-- begin Entries --

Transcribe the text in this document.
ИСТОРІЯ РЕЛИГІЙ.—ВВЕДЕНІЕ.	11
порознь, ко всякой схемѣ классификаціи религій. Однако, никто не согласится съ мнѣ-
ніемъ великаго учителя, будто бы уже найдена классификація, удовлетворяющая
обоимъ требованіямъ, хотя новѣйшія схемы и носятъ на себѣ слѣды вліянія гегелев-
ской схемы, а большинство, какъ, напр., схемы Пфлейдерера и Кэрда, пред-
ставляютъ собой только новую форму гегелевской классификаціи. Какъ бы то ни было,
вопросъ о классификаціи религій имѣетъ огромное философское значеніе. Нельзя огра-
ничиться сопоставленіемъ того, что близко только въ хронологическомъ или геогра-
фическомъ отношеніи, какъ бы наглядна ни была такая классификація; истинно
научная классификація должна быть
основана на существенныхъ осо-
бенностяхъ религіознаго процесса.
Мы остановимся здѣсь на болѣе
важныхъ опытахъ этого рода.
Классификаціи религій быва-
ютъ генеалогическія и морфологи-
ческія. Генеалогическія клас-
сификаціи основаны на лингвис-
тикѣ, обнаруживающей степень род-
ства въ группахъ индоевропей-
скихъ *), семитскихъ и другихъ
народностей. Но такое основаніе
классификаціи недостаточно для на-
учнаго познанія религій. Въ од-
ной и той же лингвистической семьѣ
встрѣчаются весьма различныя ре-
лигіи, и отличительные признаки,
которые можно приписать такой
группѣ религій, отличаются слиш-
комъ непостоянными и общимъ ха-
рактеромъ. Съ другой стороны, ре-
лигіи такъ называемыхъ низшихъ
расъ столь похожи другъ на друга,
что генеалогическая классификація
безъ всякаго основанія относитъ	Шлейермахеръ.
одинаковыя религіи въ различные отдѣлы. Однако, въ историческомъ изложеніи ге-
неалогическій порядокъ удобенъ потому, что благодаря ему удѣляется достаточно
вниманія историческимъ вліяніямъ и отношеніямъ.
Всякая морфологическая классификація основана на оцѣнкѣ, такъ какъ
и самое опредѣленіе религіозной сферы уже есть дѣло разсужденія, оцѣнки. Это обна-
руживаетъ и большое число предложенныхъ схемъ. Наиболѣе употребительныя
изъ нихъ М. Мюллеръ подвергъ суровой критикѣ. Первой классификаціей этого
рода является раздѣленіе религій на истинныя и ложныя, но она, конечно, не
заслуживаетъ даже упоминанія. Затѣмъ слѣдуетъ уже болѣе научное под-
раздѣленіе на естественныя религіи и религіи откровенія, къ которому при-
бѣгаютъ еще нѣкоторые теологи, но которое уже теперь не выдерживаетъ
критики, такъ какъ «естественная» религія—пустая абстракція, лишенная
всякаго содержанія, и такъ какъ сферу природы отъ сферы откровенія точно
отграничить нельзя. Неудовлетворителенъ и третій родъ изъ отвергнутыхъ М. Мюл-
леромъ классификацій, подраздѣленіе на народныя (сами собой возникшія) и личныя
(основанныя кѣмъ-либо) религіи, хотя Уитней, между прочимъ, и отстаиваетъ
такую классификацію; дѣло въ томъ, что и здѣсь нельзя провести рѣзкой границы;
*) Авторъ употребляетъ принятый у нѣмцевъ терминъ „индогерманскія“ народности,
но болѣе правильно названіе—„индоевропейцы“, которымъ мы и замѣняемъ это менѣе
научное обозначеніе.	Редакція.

-- end Entries --
-- begin Entries --

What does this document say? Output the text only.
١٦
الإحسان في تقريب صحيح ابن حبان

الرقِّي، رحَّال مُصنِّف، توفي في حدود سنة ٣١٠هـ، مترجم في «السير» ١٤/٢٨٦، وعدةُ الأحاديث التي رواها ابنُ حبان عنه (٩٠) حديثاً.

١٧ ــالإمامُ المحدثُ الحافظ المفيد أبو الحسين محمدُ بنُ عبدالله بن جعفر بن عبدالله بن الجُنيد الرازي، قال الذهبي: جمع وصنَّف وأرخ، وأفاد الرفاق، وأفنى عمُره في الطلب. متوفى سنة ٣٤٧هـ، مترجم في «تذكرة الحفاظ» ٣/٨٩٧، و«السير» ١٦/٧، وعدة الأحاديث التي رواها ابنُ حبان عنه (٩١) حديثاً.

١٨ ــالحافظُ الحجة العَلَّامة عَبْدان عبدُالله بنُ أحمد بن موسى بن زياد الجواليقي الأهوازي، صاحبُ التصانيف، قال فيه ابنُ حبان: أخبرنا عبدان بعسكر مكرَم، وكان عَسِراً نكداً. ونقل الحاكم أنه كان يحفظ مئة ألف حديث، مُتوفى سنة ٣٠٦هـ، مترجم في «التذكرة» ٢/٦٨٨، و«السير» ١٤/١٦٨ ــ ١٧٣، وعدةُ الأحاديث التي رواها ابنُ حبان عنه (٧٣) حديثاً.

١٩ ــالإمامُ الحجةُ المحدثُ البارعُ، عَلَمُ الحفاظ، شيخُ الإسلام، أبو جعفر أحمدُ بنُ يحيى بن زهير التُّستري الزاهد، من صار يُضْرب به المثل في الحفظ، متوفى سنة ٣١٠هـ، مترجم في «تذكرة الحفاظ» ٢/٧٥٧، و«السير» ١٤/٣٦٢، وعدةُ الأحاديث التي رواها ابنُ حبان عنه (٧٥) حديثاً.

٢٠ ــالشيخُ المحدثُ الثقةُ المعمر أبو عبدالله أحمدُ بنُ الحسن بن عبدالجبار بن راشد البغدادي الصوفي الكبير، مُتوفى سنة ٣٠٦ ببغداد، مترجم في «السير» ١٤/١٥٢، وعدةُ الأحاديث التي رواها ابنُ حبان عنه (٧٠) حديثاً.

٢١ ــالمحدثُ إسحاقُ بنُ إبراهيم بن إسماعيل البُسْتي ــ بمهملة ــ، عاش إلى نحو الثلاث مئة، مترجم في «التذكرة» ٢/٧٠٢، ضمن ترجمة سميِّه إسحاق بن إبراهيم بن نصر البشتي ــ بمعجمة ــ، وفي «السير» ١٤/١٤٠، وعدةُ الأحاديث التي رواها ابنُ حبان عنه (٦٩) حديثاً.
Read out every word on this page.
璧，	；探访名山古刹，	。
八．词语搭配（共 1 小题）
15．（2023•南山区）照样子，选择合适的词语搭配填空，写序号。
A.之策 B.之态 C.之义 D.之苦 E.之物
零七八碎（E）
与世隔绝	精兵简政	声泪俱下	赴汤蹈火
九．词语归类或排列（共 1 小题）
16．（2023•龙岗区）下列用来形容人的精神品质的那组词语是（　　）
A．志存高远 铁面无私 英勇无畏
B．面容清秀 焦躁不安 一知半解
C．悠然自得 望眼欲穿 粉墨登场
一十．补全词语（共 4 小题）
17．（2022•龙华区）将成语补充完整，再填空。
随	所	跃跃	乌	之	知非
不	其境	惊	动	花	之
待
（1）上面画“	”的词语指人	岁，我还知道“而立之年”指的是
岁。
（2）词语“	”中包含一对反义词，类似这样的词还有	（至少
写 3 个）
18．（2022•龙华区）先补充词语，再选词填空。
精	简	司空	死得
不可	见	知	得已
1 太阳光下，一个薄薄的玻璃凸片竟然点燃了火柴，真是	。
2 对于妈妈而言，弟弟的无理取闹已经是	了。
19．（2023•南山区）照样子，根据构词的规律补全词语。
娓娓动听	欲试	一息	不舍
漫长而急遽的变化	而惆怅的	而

-- end Entries --

## Job
Look through the records and gather every line containing "откровенія".

## Response to this exercise
раздѣленіе на естественныя религіи и религіи откровенія, къ которому при-
всякаго содержанія, и такъ какъ сферу природы отъ сферы откровенія точно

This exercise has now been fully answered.